_EXERCISE DESCRIPTION_. Reproduce every entry exactly and leave its pictures out.

- - - - - - -

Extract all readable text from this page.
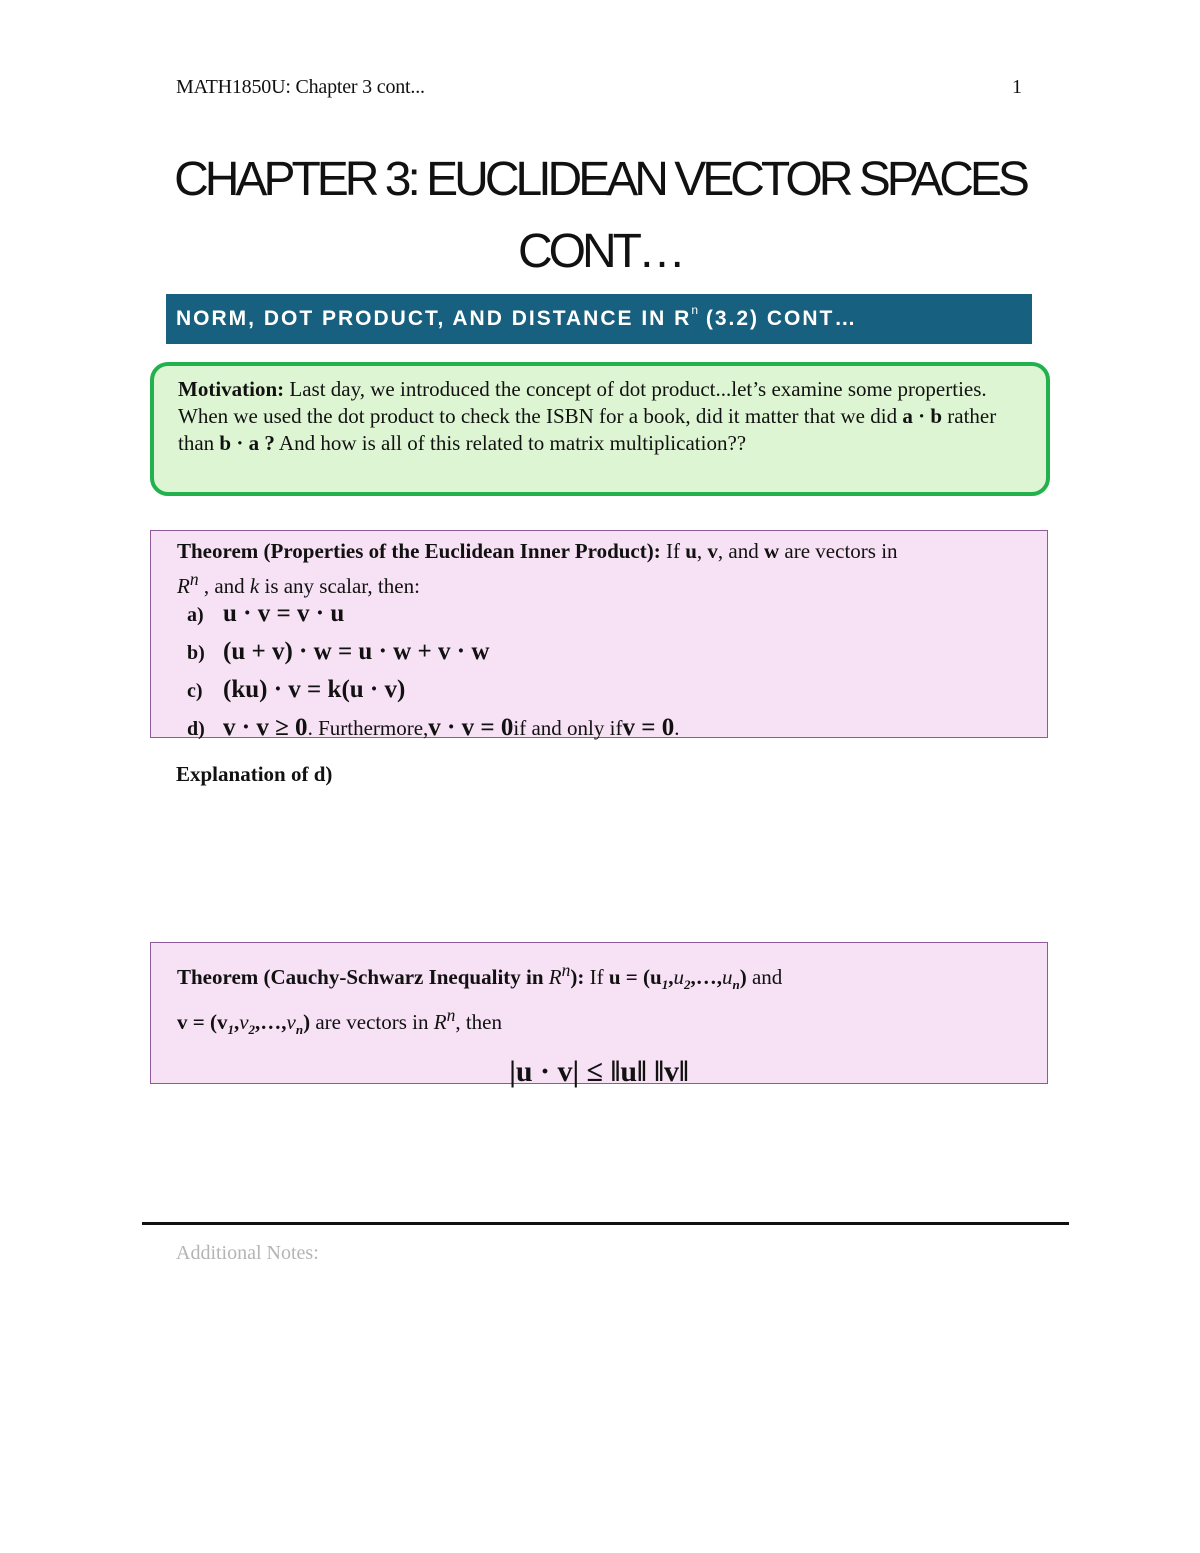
MATH1850U: Chapter 3 cont...	1
CHAPTER 3: EUCLIDEAN VECTOR SPACES
CONT…
NORM, DOT PRODUCT, AND DISTANCE IN $R^n$ (3.2) CONT…
Motivation: Last day, we introduced the concept of dot product...let’s examine some properties. When we used the dot product to check the ISBN for a book, did it matter that we did a · b rather than b · a ? And how is all of this related to matrix multiplication??
Theorem (Properties of the Euclidean Inner Product): If u, v, and w are vectors in
$R^n$ , and k is any scalar, then:
a) u · v = v · u
b) (u + v) · w = u · w + v · w
c) (ku) · v = k(u · v)
d) v · v ≥ 0 . Furthermore, v · v = 0 if and only if v = 0 .
Explanation of d)
Theorem (Cauchy-Schwarz Inequality in $R^n$): If $u = (u_1,u_2,\dots,u_n)$ and
$v = (v_1,v_2,\dots,v_n)$ are vectors in $R^n$, then
|u · v| ≤ ‖u‖ ‖v‖
Additional Notes:
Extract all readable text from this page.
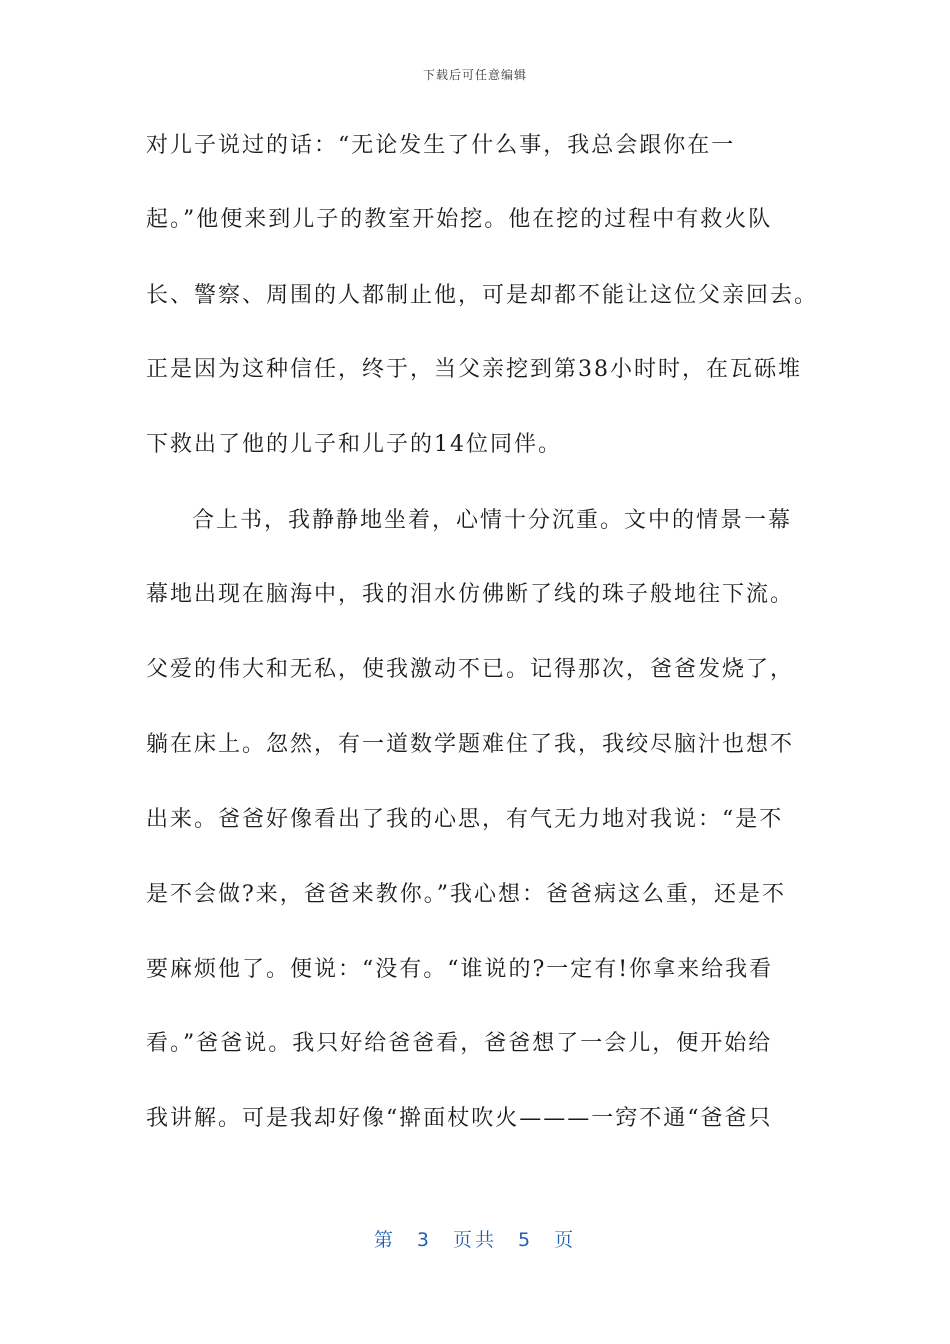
下载后可任意编辑
对儿子说过的话：“无论发生了什么事，我总会跟你在一
起。”他便来到儿子的教室开始挖。他在挖的过程中有救火队
长、警察、周围的人都制止他，可是却都不能让这位父亲回去。
正是因为这种信任，终于，当父亲挖到第38小时时，在瓦砾堆
下救出了他的儿子和儿子的14位同伴。
合上书，我静静地坐着，心情十分沉重。文中的情景一幕
幕地出现在脑海中，我的泪水仿佛断了线的珠子般地往下流。
父爱的伟大和无私，使我激动不已。记得那次，爸爸发烧了，
躺在床上。忽然，有一道数学题难住了我，我绞尽脑汁也想不
出来。爸爸好像看出了我的心思，有气无力地对我说：“是不
是不会做?来，爸爸来教你。”我心想：爸爸病这么重，还是不
要麻烦他了。便说：“没有。“谁说的?一定有!你拿来给我看
看。”爸爸说。我只好给爸爸看，爸爸想了一会儿，便开始给
我讲解。可是我却好像“擀面杖吹火———一窍不通“爸爸只
第 3 页共 5 页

- - - - - - -

_RESULT_.
Extract all readable text from this page.
MATH1850U: Chapter 3 cont...	1
CHAPTER 3: EUCLIDEAN VECTOR SPACES
CONT…
NORM, DOT PRODUCT, AND DISTANCE IN $R^n$ (3.2) CONT…
Motivation: Last day, we introduced the concept of dot product...let’s examine some properties. When we used the dot product to check the ISBN for a book, did it matter that we did a · b rather than b · a ? And how is all of this related to matrix multiplication??
Theorem (Properties of the Euclidean Inner Product): If u, v, and w are vectors in
$R^n$ , and k is any scalar, then:
a) u · v = v · u
b) (u + v) · w = u · w + v · w
c) (ku) · v = k(u · v)
d) v · v ≥ 0 . Furthermore, v · v = 0 if and only if v = 0 .
Explanation of d)
Theorem (Cauchy-Schwarz Inequality in $R^n$): If $u = (u_1,u_2,\dots,u_n)$ and
$v = (v_1,v_2,\dots,v_n)$ are vectors in $R^n$, then
|u · v| ≤ ‖u‖ ‖v‖
Additional Notes:
Extract all readable text from this page.
下载后可任意编辑
对儿子说过的话：“无论发生了什么事，我总会跟你在一
起。”他便来到儿子的教室开始挖。他在挖的过程中有救火队
长、警察、周围的人都制止他，可是却都不能让这位父亲回去。
正是因为这种信任，终于，当父亲挖到第38小时时，在瓦砾堆
下救出了他的儿子和儿子的14位同伴。
合上书，我静静地坐着，心情十分沉重。文中的情景一幕
幕地出现在脑海中，我的泪水仿佛断了线的珠子般地往下流。
父爱的伟大和无私，使我激动不已。记得那次，爸爸发烧了，
躺在床上。忽然，有一道数学题难住了我，我绞尽脑汁也想不
出来。爸爸好像看出了我的心思，有气无力地对我说：“是不
是不会做?来，爸爸来教你。”我心想：爸爸病这么重，还是不
要麻烦他了。便说：“没有。“谁说的?一定有!你拿来给我看
看。”爸爸说。我只好给爸爸看，爸爸想了一会儿，便开始给
我讲解。可是我却好像“擀面杖吹火———一窍不通“爸爸只
第 3 页共 5 页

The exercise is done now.